_Problem to work on_
Read the lines that follow and pick out every one containing the word "Changes".

_Material shown_

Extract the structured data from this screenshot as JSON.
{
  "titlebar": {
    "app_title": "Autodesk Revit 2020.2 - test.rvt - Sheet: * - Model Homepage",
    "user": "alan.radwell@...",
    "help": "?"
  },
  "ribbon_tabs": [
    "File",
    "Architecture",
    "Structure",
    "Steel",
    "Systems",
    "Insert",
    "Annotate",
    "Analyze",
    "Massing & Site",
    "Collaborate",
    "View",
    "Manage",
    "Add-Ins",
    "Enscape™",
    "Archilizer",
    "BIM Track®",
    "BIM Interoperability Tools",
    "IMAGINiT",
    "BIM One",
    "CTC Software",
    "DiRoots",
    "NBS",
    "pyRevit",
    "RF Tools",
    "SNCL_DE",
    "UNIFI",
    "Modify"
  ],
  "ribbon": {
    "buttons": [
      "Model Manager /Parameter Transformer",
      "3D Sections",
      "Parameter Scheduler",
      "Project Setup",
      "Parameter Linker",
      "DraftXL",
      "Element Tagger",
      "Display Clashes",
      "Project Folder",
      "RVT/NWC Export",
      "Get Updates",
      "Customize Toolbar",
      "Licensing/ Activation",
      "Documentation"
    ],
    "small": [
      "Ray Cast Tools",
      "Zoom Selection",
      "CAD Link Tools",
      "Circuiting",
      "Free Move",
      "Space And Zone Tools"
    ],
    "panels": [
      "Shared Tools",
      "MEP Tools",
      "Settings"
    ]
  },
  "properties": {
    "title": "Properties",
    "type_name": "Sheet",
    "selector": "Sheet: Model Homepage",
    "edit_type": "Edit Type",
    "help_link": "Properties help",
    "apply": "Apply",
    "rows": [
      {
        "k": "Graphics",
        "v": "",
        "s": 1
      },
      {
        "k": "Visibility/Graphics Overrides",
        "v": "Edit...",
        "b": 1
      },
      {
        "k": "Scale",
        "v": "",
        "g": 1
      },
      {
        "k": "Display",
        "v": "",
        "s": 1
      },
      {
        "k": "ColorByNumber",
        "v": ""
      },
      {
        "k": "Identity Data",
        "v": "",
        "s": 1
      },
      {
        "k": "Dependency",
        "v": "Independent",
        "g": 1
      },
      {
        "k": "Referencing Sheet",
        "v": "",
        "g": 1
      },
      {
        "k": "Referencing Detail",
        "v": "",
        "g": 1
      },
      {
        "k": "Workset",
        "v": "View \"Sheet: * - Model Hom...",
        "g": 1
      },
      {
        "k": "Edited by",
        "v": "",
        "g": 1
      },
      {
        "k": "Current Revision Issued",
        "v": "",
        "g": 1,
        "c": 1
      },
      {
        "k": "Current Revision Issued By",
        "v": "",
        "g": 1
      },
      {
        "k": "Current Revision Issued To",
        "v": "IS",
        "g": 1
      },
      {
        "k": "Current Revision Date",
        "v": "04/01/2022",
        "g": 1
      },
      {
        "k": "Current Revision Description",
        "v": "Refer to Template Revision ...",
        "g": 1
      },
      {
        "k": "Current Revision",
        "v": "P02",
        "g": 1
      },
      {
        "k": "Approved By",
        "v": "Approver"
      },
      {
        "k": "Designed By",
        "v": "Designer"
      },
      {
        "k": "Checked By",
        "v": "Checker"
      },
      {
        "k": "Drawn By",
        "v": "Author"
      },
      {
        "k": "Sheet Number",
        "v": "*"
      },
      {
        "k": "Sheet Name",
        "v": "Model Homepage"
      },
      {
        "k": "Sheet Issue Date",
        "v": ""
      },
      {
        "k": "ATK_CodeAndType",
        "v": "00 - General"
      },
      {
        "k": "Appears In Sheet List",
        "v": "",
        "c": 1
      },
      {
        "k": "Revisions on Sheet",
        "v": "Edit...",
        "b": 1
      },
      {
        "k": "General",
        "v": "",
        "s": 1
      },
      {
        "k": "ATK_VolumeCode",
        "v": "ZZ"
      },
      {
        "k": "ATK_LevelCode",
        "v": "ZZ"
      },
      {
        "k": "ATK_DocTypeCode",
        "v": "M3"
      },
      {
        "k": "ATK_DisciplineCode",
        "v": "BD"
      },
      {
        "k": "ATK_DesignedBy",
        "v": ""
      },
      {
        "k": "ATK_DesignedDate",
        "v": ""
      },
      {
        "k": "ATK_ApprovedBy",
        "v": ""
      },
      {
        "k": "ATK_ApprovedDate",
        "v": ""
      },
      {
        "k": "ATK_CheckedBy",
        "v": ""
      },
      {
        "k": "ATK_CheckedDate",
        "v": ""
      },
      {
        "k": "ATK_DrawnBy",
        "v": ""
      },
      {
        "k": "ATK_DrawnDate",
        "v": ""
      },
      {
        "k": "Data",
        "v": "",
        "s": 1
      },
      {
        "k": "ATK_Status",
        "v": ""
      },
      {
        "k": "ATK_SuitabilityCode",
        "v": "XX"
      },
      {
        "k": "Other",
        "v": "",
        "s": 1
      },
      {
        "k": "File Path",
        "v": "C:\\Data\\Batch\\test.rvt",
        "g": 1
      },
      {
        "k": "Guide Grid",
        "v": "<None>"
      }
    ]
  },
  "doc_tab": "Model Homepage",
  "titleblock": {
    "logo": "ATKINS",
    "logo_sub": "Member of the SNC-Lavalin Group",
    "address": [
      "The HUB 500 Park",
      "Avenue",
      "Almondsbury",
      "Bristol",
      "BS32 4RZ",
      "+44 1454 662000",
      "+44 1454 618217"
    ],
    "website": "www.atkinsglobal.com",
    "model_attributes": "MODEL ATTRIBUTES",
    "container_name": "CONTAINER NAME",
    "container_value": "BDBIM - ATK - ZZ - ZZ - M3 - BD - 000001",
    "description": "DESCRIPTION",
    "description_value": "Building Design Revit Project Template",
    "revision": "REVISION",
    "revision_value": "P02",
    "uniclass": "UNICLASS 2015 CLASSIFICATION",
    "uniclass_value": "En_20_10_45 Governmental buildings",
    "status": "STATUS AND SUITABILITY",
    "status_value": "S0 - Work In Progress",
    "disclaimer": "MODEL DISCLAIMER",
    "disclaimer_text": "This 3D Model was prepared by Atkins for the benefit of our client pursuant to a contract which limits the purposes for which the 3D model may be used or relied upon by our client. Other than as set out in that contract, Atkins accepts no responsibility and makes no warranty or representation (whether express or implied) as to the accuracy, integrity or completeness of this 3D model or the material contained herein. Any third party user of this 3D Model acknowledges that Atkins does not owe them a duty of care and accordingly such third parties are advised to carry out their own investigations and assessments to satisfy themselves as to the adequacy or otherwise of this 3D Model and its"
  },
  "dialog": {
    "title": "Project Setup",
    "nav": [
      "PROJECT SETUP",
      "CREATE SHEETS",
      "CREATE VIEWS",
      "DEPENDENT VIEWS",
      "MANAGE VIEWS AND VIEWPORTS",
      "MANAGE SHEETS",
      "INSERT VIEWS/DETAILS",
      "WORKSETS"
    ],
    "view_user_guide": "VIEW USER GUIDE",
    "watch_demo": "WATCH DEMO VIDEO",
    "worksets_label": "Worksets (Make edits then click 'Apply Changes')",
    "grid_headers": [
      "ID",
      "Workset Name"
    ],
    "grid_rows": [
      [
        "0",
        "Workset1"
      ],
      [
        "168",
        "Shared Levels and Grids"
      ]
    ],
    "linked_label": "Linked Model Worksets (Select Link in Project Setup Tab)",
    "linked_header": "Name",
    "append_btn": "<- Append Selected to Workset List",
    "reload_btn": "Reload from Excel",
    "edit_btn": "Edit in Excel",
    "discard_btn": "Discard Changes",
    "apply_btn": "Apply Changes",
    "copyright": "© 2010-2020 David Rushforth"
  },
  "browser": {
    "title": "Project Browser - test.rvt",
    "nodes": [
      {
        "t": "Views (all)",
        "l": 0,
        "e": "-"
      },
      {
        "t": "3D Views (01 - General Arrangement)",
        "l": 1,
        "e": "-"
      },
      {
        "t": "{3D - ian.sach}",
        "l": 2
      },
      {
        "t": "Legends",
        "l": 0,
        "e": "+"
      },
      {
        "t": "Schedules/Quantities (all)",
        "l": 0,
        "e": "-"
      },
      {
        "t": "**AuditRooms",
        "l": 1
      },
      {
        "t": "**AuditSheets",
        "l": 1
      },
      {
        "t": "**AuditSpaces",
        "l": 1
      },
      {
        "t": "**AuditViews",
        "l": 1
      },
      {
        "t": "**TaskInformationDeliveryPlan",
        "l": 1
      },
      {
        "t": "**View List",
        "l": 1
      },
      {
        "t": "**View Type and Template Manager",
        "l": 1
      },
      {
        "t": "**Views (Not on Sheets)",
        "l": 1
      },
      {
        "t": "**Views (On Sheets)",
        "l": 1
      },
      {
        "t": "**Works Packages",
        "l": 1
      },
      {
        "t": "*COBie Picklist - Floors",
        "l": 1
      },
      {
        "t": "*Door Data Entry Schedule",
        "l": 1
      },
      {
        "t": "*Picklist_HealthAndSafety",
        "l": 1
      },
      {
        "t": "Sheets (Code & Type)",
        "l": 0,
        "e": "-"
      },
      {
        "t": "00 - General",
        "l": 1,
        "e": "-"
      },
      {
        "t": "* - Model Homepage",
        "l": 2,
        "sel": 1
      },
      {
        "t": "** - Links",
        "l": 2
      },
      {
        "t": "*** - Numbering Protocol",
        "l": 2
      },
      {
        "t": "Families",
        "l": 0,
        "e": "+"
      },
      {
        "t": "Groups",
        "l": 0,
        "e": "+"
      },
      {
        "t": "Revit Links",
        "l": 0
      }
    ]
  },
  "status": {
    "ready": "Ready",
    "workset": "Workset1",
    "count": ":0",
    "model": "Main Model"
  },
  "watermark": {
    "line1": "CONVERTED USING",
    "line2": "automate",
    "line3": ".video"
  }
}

_Complete output_
    "worksets_label": "Worksets (Make edits then click 'Apply Changes')",
    "discard_btn": "Discard Changes",
    "apply_btn": "Apply Changes",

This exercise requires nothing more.